■ **任务要求 1**:
根据页面节选,服务默认使用哪两个端口号?
■ **任务要求 2**:
请原样抄录页面节选中以含有“bert-base-serving-start \”的词句开头、以“start_t = time.perf_counter()”结尾的那一段。

■ **页面节选**:

※ ※ ※

使用output2pb.py文件从输出文件中得到ner_model.pb文件,会在当前文件夹(本例中为/home/username/pyprojects/BertNer/ChineseNER/output/CNER
)下生成predict_optimizer文件夹,ner_model.pb文件在该文件夹路径下。
注意:
这里运行的时候,模型内部调用服务器gpu转换有点儿问题,报错(resource exhausted: OOM),后面有空再找原因。先自己写了一个脚本output2pb.py用cpu转换。
bert-base-serving-start \
-model_dir /home/username/pyprojects/BertNer/ChineseNER/output/CNER \
-bert_model_dir /home/username/pyprojects/BertNer/ChineseNER/googleBERT/chinese_L-12_H-768_A-12 \
-model_pb_dir /home/username/pyprojects/BertNer/ChineseNER/output/CNER\predict_optimizer \
-mode NER
默认的服务端口号为5555和5556,这个部分也可以自定义参数,根据情况调整端口号
import time
from bert_base.client import BertClient
def ner_test():
with BertClient(show_server_config=False, check_version=False, check_length=False, mode='NER') as bc:
start_t = time.perf_counter()
str1 = '新华社对外发布了中央对雄安新区的指导意见,洋洋洒洒1.2万多字,17次提到北京,4次提到天津,信息量很大,其实也回答了人们关心的很多问题。'
# rst = bc.encode([list(str1)], is_tokenized=True)
# str1 = list(str1)
rst = bc.encode([str1], is_tokenized=True)
print('rst:', rst)
print(len(rst[0]))
print(time.perf_counter() - start_t)
if __name__ == '__main__':
# class_test()
ner_test()
返回结果:
[['B-ORG' 'I-ORG' 'I-ORG' 'O' 'O' 'O' 'O' 'O' 'O' 'O'
'O' 'B-LOC' 'I-LOC' 'I-LOC' 'I-LOC' 'O' 'O' 'O' 'O' 'O' 'O' 'O' 'O' 'O'
'O' 'O' 'O' 'O' 'O' 'O' 'O' 'O' 'O' 'O' 'O' 'O' 'B-LOC' 'I-LOC' 'O' 'O'
'O' 'O' 'O' 'B-LOC' 'I-LOC' 'O' 'O' 'O' 'O' 'O' 'O' 'O' 'O' 'O' 'O' 'O'
'O' 'O' 'O' 'O' 'O' 'O' 'O' 'O' 'O' 'O' 'O' 'O']]
这个结果看起来不是很直观,稍微改了一下输出脚本:
import time
from bert_base.client import BertClient
def ner_test(str1):
with BertClient(show_server_config=False, check_version=False, check_length=False, mode='NER') as bc:
rst = bc.encode([str1])
return rst
def token_parser(token_res, user_str):
res_list = []
count_seq = 0
curr_seq = []
ner_count = 0
for ids, item in enumerate(token_res[0]):
if item == 'O':
if count_seq != 0:
result = [curr_label, ''.join(curr_seq)]
res_list.append(result)

※ ※ ※

■ **数据条目**:
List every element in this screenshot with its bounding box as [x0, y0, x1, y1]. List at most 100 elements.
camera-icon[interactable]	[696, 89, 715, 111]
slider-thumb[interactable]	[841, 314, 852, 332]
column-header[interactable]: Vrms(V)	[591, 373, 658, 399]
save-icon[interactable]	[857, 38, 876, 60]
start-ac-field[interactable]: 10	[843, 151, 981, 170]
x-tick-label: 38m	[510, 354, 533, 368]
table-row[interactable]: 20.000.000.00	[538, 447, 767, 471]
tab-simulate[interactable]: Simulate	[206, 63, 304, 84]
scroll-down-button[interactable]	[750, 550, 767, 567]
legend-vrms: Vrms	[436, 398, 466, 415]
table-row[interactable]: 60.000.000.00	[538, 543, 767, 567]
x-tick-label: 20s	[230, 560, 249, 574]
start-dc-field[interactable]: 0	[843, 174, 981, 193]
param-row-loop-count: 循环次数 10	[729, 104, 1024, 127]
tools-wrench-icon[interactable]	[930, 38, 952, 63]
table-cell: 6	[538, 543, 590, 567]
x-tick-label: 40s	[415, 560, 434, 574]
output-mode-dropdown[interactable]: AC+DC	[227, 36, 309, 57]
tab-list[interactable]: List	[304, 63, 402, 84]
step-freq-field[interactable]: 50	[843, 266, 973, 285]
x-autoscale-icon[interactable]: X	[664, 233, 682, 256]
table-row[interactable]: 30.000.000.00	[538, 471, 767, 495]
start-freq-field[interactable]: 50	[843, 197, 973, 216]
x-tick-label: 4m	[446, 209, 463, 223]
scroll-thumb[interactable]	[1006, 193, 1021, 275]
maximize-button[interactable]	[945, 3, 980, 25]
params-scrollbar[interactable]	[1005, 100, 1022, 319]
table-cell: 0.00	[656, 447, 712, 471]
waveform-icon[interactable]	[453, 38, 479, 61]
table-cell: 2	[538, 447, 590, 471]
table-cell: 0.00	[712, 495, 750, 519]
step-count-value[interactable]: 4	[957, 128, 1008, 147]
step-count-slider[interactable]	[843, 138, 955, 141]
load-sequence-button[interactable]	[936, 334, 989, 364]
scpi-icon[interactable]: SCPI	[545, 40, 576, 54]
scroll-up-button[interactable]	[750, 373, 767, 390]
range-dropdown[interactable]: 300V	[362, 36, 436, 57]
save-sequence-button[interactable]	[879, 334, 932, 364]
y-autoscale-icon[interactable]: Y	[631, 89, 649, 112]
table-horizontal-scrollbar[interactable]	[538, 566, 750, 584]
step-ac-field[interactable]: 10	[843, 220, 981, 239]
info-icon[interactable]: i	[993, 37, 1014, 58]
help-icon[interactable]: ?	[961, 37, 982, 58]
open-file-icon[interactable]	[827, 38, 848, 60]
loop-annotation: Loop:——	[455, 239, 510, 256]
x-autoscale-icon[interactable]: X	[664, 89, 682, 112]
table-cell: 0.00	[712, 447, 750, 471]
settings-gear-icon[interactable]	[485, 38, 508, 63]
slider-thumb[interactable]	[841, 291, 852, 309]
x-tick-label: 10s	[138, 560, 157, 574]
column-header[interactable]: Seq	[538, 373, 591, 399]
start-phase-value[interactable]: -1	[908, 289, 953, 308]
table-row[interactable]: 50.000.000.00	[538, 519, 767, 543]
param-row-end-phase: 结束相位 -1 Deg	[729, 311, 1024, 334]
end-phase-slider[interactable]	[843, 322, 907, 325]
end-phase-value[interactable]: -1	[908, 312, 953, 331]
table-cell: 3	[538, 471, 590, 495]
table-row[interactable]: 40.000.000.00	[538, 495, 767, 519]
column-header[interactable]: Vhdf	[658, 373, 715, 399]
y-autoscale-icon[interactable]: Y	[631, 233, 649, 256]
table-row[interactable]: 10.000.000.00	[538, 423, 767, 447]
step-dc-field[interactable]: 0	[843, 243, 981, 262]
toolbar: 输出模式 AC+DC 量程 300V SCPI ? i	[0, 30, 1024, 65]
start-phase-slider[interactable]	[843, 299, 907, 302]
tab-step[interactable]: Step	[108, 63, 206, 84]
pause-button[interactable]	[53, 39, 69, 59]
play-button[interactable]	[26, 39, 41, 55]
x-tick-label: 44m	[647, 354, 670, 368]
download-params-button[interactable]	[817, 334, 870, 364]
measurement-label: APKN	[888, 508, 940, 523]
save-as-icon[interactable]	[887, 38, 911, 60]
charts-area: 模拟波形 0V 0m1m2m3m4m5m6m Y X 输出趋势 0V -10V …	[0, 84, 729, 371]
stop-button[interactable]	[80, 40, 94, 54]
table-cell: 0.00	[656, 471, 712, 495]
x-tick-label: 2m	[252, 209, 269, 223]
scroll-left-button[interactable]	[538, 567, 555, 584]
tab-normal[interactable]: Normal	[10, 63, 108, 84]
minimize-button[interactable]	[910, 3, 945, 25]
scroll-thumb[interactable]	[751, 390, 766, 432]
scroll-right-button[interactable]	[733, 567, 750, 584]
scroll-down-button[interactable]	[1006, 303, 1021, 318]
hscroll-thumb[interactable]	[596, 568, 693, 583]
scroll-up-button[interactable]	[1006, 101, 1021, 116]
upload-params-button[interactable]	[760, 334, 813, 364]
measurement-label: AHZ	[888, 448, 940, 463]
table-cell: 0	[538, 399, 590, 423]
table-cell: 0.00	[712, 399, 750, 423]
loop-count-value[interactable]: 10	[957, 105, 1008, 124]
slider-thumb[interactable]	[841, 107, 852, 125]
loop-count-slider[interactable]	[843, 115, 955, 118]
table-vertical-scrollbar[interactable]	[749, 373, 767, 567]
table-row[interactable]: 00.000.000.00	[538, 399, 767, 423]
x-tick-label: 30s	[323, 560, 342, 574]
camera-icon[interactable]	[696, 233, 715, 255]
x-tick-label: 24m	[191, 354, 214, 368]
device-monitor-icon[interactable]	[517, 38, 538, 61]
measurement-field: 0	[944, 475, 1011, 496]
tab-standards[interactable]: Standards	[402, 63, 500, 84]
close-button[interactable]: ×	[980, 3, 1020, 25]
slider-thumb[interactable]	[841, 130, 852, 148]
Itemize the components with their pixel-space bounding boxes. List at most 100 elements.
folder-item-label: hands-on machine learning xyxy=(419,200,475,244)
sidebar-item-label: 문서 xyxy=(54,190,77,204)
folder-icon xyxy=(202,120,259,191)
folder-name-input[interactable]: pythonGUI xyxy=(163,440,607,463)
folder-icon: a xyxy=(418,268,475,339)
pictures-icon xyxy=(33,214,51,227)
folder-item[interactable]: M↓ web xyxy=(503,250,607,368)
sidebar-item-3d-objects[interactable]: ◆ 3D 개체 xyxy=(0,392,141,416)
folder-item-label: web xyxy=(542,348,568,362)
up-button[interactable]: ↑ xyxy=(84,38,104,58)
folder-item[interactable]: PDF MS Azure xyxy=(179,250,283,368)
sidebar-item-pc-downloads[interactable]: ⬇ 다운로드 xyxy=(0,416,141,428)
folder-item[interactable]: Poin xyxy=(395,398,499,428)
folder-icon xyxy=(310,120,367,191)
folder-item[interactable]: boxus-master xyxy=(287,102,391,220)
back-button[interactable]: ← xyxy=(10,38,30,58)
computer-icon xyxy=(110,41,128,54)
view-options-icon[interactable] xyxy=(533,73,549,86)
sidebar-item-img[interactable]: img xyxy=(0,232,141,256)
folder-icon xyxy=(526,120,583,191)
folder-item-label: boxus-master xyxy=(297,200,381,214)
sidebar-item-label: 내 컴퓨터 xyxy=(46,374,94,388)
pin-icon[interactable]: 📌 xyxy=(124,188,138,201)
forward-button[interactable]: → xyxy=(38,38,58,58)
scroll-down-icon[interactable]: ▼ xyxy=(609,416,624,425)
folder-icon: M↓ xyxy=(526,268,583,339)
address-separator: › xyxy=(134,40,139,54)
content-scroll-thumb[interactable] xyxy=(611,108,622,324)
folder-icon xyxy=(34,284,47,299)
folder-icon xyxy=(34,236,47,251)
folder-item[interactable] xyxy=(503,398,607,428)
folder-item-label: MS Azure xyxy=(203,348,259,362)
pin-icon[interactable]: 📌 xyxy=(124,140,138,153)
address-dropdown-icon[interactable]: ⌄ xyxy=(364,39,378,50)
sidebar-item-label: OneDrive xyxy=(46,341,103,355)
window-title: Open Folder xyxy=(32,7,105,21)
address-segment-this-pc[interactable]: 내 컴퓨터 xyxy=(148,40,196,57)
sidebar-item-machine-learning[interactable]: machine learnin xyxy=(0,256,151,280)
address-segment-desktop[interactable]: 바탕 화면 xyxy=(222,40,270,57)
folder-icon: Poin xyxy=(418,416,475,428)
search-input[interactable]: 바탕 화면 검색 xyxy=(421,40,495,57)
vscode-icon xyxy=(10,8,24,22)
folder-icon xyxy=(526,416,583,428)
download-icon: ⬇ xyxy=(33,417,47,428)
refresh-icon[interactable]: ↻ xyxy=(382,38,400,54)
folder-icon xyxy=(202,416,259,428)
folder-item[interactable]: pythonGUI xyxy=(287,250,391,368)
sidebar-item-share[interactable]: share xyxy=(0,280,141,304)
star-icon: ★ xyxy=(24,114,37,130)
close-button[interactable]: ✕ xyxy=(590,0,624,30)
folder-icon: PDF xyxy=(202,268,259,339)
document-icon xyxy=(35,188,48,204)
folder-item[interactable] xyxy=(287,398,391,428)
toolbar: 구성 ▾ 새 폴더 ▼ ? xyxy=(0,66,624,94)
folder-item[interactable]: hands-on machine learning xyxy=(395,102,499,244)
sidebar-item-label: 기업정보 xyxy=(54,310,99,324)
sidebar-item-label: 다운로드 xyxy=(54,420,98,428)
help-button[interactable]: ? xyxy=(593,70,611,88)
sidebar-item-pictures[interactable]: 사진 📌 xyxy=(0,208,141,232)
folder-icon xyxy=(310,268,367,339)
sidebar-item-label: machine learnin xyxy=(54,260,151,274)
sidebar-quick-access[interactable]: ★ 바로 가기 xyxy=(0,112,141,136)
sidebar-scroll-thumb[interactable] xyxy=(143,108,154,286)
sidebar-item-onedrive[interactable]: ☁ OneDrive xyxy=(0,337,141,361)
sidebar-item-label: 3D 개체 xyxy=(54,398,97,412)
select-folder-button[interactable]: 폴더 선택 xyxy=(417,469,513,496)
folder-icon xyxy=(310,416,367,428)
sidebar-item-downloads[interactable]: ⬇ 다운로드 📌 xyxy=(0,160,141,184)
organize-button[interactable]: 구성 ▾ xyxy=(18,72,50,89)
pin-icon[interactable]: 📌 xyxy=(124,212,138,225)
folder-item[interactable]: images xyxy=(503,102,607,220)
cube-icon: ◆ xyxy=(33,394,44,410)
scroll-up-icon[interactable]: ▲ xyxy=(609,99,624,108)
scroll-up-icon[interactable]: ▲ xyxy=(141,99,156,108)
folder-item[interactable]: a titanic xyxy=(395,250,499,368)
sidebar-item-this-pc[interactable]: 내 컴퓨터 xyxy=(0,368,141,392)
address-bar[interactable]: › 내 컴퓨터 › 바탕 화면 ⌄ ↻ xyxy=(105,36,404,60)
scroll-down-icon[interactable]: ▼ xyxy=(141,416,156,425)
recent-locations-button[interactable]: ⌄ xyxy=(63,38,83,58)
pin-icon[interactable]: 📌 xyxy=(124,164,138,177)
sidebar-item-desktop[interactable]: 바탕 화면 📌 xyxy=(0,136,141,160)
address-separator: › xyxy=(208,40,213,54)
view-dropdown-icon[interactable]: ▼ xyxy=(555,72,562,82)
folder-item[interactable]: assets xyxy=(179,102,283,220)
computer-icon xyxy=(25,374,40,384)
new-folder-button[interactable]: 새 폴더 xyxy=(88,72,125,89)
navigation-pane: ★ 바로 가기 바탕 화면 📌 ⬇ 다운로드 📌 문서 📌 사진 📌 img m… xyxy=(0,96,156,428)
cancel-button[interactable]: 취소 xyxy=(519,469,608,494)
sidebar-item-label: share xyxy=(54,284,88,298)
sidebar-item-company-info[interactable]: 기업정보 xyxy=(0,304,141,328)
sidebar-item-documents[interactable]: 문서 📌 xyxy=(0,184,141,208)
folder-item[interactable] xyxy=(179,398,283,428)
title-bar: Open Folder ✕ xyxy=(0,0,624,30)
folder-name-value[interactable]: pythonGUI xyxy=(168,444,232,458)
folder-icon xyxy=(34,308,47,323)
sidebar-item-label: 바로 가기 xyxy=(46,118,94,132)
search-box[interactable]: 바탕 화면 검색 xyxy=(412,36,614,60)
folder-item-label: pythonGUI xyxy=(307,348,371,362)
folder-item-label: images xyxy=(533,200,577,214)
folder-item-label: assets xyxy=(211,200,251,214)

※ ※ ※

■ **任务输出 1**:
5555和5556。

■ **任务输出 2**:
bert-base-serving-start \
-model_dir /home/username/pyprojects/BertNer/ChineseNER/output/CNER \
-bert_model_dir /home/username/pyprojects/BertNer/ChineseNER/googleBERT/chinese_L-12_H-768_A-12 \
-model_pb_dir /home/username/pyprojects/BertNer/ChineseNER/output/CNER\predict_optimizer \
-mode NER
默认的服务端口号为5555和5556,这个部分也可以自定义参数,根据情况调整端口号
import time
from bert_base.client import BertClient
def ner_test():
with BertClient(show_server_config=False, check_version=False, check_length=False, mode='NER') as bc:
start_t = time.perf_counter()